### OBJECTIVE
Provide only the number of lines in the data below that contain the string "Temperature".

------

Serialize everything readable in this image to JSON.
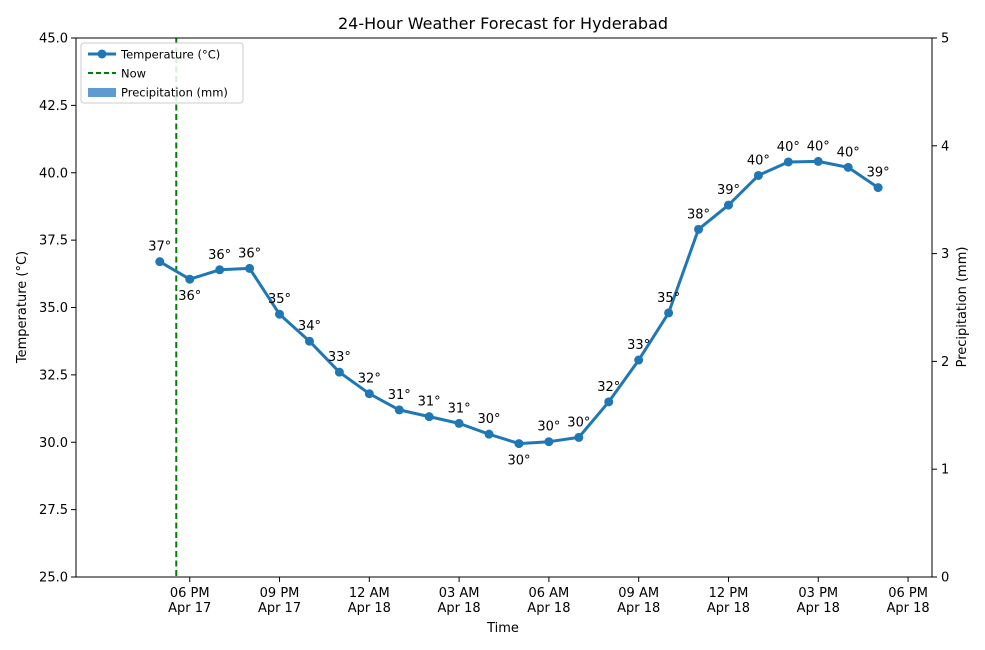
{
  "chart_data": {
    "type": "line",
    "title": "24-Hour Weather Forecast for Hyderabad",
    "xlabel": "Time",
    "ylabel": "Temperature (°C)",
    "ylabel_right": "Precipitation (mm)",
    "ylim": [
      25,
      45
    ],
    "ylim_right": [
      0,
      5
    ],
    "y_ticks": [
      "25.0",
      "27.5",
      "30.0",
      "32.5",
      "35.0",
      "37.5",
      "40.0",
      "42.5",
      "45.0"
    ],
    "y_tick_values": [
      25,
      27.5,
      30,
      32.5,
      35,
      37.5,
      40,
      42.5,
      45
    ],
    "y_right_ticks": [
      "0",
      "1",
      "2",
      "3",
      "4",
      "5"
    ],
    "y_right_tick_values": [
      0,
      1,
      2,
      3,
      4,
      5
    ],
    "x_ticks": [
      {
        "hour": 18,
        "time": "06 PM",
        "date": "Apr 17"
      },
      {
        "hour": 21,
        "time": "09 PM",
        "date": "Apr 17"
      },
      {
        "hour": 24,
        "time": "12 AM",
        "date": "Apr 18"
      },
      {
        "hour": 27,
        "time": "03 AM",
        "date": "Apr 18"
      },
      {
        "hour": 30,
        "time": "06 AM",
        "date": "Apr 18"
      },
      {
        "hour": 33,
        "time": "09 AM",
        "date": "Apr 18"
      },
      {
        "hour": 36,
        "time": "12 PM",
        "date": "Apr 18"
      },
      {
        "hour": 39,
        "time": "03 PM",
        "date": "Apr 18"
      },
      {
        "hour": 42,
        "time": "06 PM",
        "date": "Apr 18"
      }
    ],
    "x_range_hours": [
      14.2,
      42.8
    ],
    "now_hour": 17.55,
    "legend": {
      "placement": "top-left",
      "entries": [
        "Temperature (°C)",
        "Now",
        "Precipitation (mm)"
      ]
    },
    "series": [
      {
        "name": "Temperature (°C)",
        "color": "#1f77b4",
        "hours": [
          17,
          18,
          19,
          20,
          21,
          22,
          23,
          24,
          25,
          26,
          27,
          28,
          29,
          30,
          31,
          32,
          33,
          34,
          35,
          36,
          37,
          38,
          39,
          40,
          41
        ],
        "values": [
          36.7,
          36.05,
          36.4,
          36.45,
          34.75,
          33.75,
          32.6,
          31.8,
          31.2,
          30.95,
          30.7,
          30.3,
          29.95,
          30.02,
          30.18,
          31.5,
          33.05,
          34.8,
          37.9,
          38.8,
          39.9,
          40.4,
          40.42,
          40.2,
          39.45
        ],
        "labels": [
          "37°",
          "36°",
          "36°",
          "36°",
          "35°",
          "34°",
          "33°",
          "32°",
          "31°",
          "31°",
          "31°",
          "30°",
          "30°",
          "30°",
          "30°",
          "32°",
          "33°",
          "35°",
          "38°",
          "39°",
          "40°",
          "40°",
          "40°",
          "40°",
          "39°"
        ],
        "label_below": [
          false,
          true,
          false,
          false,
          false,
          false,
          false,
          false,
          false,
          false,
          false,
          false,
          true,
          false,
          false,
          false,
          false,
          false,
          false,
          false,
          false,
          false,
          false,
          false,
          false
        ]
      }
    ],
    "now_color": "#008000",
    "precipitation_color": "#5e9bd0",
    "precipitation_values": []
  }
}
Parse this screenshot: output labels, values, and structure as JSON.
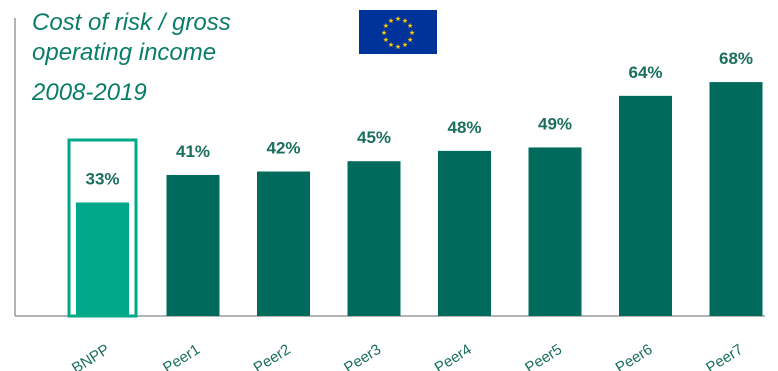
{
  "chart_data": {
    "type": "bar",
    "title": "Cost of risk / gross\noperating income",
    "subtitle": "2008-2019",
    "categories": [
      "BNPP",
      "Peer1",
      "Peer2",
      "Peer3",
      "Peer4",
      "Peer5",
      "Peer6",
      "Peer7"
    ],
    "values": [
      33,
      41,
      42,
      45,
      48,
      49,
      64,
      68
    ],
    "data_labels": [
      "33%",
      "41%",
      "42%",
      "45%",
      "48%",
      "49%",
      "64%",
      "68%"
    ],
    "xlabel": "",
    "ylabel": "",
    "ylim": [
      0,
      100
    ],
    "highlight_category": "BNPP",
    "grid": false,
    "colors": {
      "highlight": "#00a88a",
      "bars": "#006a5c",
      "label": "#1a6f5f",
      "title": "#0a7d6a",
      "axis": "#9a9a9a",
      "flag_blue": "#003399",
      "flag_star": "#ffcc00"
    }
  },
  "flag": {
    "icon": "eu-flag-icon"
  }
}
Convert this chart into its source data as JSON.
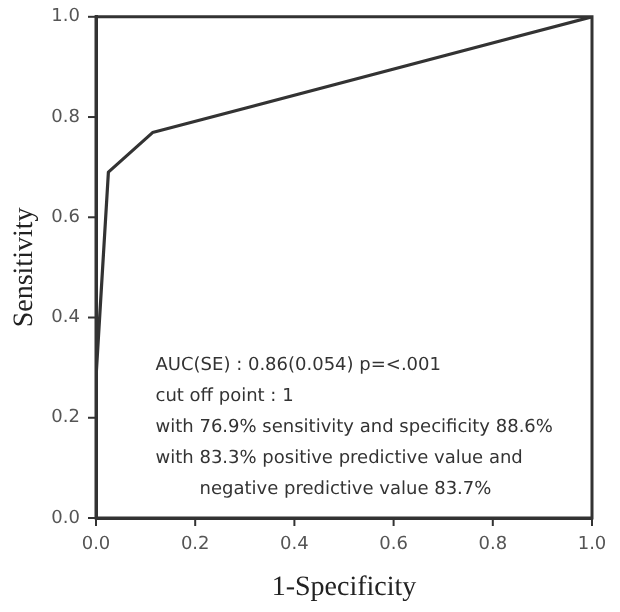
{
  "chart_data": {
    "type": "line",
    "xlabel": "1-Specificity",
    "ylabel": "Sensitivity",
    "x": [
      0,
      0,
      0.025,
      0.114,
      1
    ],
    "series": [
      {
        "color": "#333333",
        "values": [
          0,
          0.28,
          0.69,
          0.769,
          1
        ]
      }
    ],
    "xlim": [
      0,
      1
    ],
    "ylim": [
      0,
      1
    ],
    "xticks": [
      {
        "value": 0,
        "label": "0.0"
      },
      0.2,
      0.4,
      0.6,
      0.8,
      {
        "value": 1,
        "label": "1.0"
      }
    ],
    "yticks": [
      {
        "value": 0,
        "label": "0.0"
      },
      0.2,
      0.4,
      0.6,
      0.8,
      {
        "value": 1,
        "label": "1.0"
      }
    ],
    "grid": false,
    "legend": false,
    "marker": "none",
    "line_style": "solid",
    "annotations": [
      "AUC(SE) : 0.86(0.054) p=<.001",
      "cut off point : 1",
      "with 76.9% sensitivity and specificity 88.6%",
      "with 83.3% positive predictive value and",
      "negative predictive value 83.7%"
    ]
  }
}
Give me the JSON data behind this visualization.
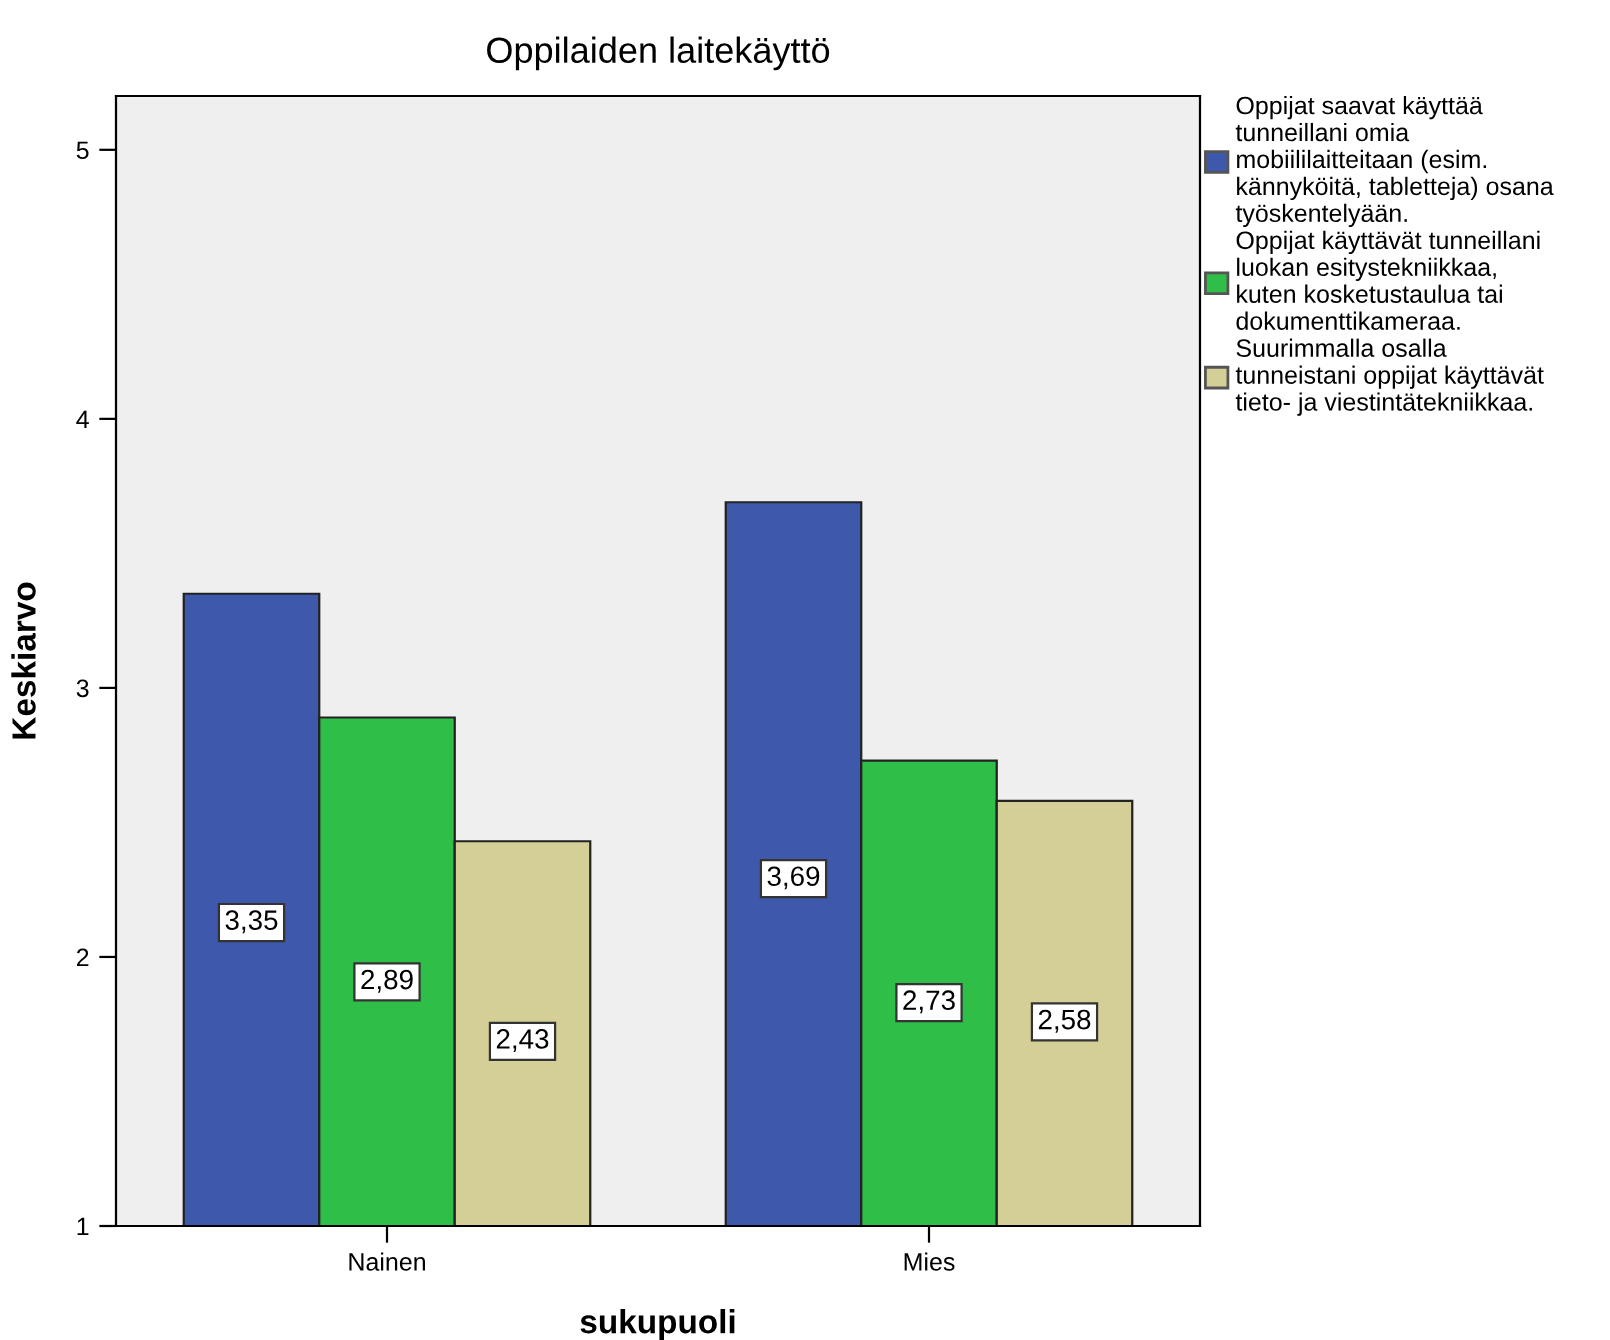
{
  "chart_data": {
    "type": "bar",
    "title": "Oppilaiden laitekäyttö",
    "xlabel": "sukupuoli",
    "ylabel": "Keskiarvo",
    "categories": [
      "Nainen",
      "Mies"
    ],
    "series": [
      {
        "name": "Oppijat saavat käyttää\ntunneillani omia\nmobiililaitteitaan (esim.\nkännyköitä, tabletteja) osana\ntyöskentelyään.",
        "color": "#3e58ac",
        "values": [
          3.35,
          3.69
        ],
        "value_labels": [
          "3,35",
          "3,69"
        ]
      },
      {
        "name": "Oppijat käyttävät tunneillani\nluokan esitystekniikkaa,\nkuten kosketustaulua tai\ndokumenttikameraa.",
        "color": "#2fbe48",
        "values": [
          2.89,
          2.73
        ],
        "value_labels": [
          "2,89",
          "2,73"
        ]
      },
      {
        "name": "Suurimmalla osalla\ntunneistani oppijat käyttävät\ntieto- ja viestintätekniikkaa.",
        "color": "#d4cf96",
        "values": [
          2.43,
          2.58
        ],
        "value_labels": [
          "2,43",
          "2,58"
        ]
      }
    ],
    "ylim": [
      1,
      5.2
    ],
    "yticks": [
      1,
      2,
      3,
      4,
      5
    ],
    "grid": false,
    "legend": "right"
  }
}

------

### TASK ANSWER
3